◆ DATA ENTRIES ◆
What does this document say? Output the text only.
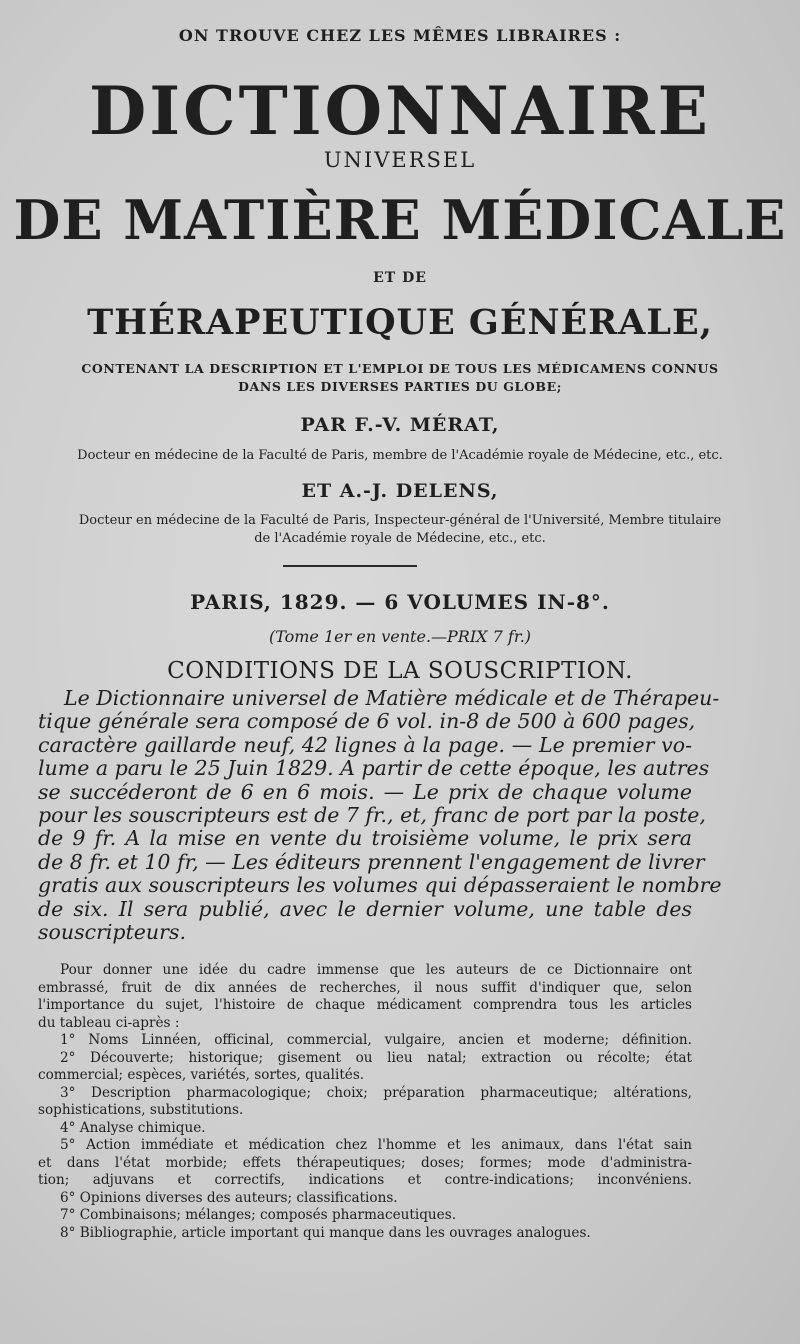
ON TROUVE CHEZ LES MÊMES LIBRAIRES :
DICTIONNAIRE
UNIVERSEL
DE MATIÈRE MÉDICALE
ET DE
THÉRAPEUTIQUE GÉNÉRALE,
CONTENANT LA DESCRIPTION ET L'EMPLOI DE TOUS LES MÉDICAMENS CONNUS
DANS LES DIVERSES PARTIES DU GLOBE;
PAR F.-V. MÉRAT,
Docteur en médecine de la Faculté de Paris, membre de l'Académie royale de Médecine, etc., etc.
ET A.-J. DELENS,
Docteur en médecine de la Faculté de Paris, Inspecteur-général de l'Université, Membre titulaire
de l'Académie royale de Médecine, etc., etc.
PARIS, 1829. — 6 VOLUMES IN-8°.
(Tome 1er en vente.—PRIX 7 fr.)
CONDITIONS DE LA SOUSCRIPTION.
Le Dictionnaire universel de Matière médicale et de Thérapeu-
tique générale sera composé de 6 vol. in-8 de 500 à 600 pages,
caractère gaillarde neuf, 42 lignes à la page. — Le premier vo-
lume a paru le 25 Juin 1829. A partir de cette époque, les autres
se succéderont de 6 en 6 mois. — Le prix de chaque volume
pour les souscripteurs est de 7 fr., et, franc de port par la poste,
de 9 fr. A la mise en vente du troisième volume, le prix sera
de 8 fr. et 10 fr, — Les éditeurs prennent l'engagement de livrer
gratis aux souscripteurs les volumes qui dépasseraient le nombre
de six. Il sera publié, avec le dernier volume, une table des
souscripteurs.
Pour donner une idée du cadre immense que les auteurs de ce Dictionnaire ont
embrassé, fruit de dix années de recherches, il nous suffit d'indiquer que, selon
l'importance du sujet, l'histoire de chaque médicament comprendra tous les articles
du tableau ci-après :
1° Noms Linnéen, officinal, commercial, vulgaire, ancien et moderne; définition.
2° Découverte; historique; gisement ou lieu natal; extraction ou récolte; état
commercial; espèces, variétés, sortes, qualités.
3° Description pharmacologique; choix; préparation pharmaceutique; altérations,
sophistications, substitutions.
4° Analyse chimique.
5° Action immédiate et médication chez l'homme et les animaux, dans l'état sain
et dans l'état morbide; effets thérapeutiques; doses; formes; mode d'administra-
tion; adjuvans et correctifs, indications et contre-indications; inconvéniens.
6° Opinions diverses des auteurs; classifications.
7° Combinaisons; mélanges; composés pharmaceutiques.
8° Bibliographie, article important qui manque dans les ouvrages analogues.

◆ REQUIREMENT ◆
Check each line of the records above for the string "Faculté", and report every line that has it.

◆ SOLUTION TO THIS EXERCISE ◆
Docteur en médecine de la Faculté de Paris, membre de l'Académie royale de Médecine, etc., etc.
Docteur en médecine de la Faculté de Paris, Inspecteur-général de l'Université, Membre titulaire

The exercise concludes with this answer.